--- start Extracted material ---

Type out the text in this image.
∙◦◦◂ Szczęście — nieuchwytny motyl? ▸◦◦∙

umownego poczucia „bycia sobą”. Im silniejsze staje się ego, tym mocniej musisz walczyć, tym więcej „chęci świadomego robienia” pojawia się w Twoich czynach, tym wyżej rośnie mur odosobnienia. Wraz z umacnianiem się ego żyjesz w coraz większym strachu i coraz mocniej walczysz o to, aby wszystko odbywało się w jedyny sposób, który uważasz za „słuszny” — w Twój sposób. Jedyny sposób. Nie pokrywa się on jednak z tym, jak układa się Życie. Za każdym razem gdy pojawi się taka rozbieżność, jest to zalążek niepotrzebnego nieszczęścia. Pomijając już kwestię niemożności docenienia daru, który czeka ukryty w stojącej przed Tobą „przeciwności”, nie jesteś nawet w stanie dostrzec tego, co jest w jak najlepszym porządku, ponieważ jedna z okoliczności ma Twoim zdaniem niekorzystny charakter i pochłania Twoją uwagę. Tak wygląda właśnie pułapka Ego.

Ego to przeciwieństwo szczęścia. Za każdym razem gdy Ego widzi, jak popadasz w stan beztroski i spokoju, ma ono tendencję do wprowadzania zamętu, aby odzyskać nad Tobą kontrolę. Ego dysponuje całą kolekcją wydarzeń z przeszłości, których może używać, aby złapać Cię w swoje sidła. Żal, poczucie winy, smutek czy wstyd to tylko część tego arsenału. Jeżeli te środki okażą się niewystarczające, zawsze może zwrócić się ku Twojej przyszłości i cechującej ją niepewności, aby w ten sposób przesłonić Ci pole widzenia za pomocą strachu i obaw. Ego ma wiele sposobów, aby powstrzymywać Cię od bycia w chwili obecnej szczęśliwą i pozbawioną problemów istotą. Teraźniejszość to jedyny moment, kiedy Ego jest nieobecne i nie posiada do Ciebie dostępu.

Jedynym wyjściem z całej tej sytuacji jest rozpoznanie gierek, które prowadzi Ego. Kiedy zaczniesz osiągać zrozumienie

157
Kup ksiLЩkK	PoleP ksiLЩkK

--- end Extracted material ---

The exercise:
Repeat the lines above exactly.

Reply:
Type out the text in this image.
∙◦◦◂ Szczęście — nieuchwytny motyl? ▸◦◦∙

umownego poczucia „bycia sobą”. Im silniejsze staje się ego, tym mocniej musisz walczyć, tym więcej „chęci świadomego robienia” pojawia się w Twoich czynach, tym wyżej rośnie mur odosobnienia. Wraz z umacnianiem się ego żyjesz w coraz większym strachu i coraz mocniej walczysz o to, aby wszystko odbywało się w jedyny sposób, który uważasz za „słuszny” — w Twój sposób. Jedyny sposób. Nie pokrywa się on jednak z tym, jak układa się Życie. Za każdym razem gdy pojawi się taka rozbieżność, jest to zalążek niepotrzebnego nieszczęścia. Pomijając już kwestię niemożności docenienia daru, który czeka ukryty w stojącej przed Tobą „przeciwności”, nie jesteś nawet w stanie dostrzec tego, co jest w jak najlepszym porządku, ponieważ jedna z okoliczności ma Twoim zdaniem niekorzystny charakter i pochłania Twoją uwagę. Tak wygląda właśnie pułapka Ego.

Ego to przeciwieństwo szczęścia. Za każdym razem gdy Ego widzi, jak popadasz w stan beztroski i spokoju, ma ono tendencję do wprowadzania zamętu, aby odzyskać nad Tobą kontrolę. Ego dysponuje całą kolekcją wydarzeń z przeszłości, których może używać, aby złapać Cię w swoje sidła. Żal, poczucie winy, smutek czy wstyd to tylko część tego arsenału. Jeżeli te środki okażą się niewystarczające, zawsze może zwrócić się ku Twojej przyszłości i cechującej ją niepewności, aby w ten sposób przesłonić Ci pole widzenia za pomocą strachu i obaw. Ego ma wiele sposobów, aby powstrzymywać Cię od bycia w chwili obecnej szczęśliwą i pozbawioną problemów istotą. Teraźniejszość to jedyny moment, kiedy Ego jest nieobecne i nie posiada do Ciebie dostępu.

Jedynym wyjściem z całej tej sytuacji jest rozpoznanie gierek, które prowadzi Ego. Kiedy zaczniesz osiągać zrozumienie

157
Kup ksiLЩkK	PoleP ksiLЩkK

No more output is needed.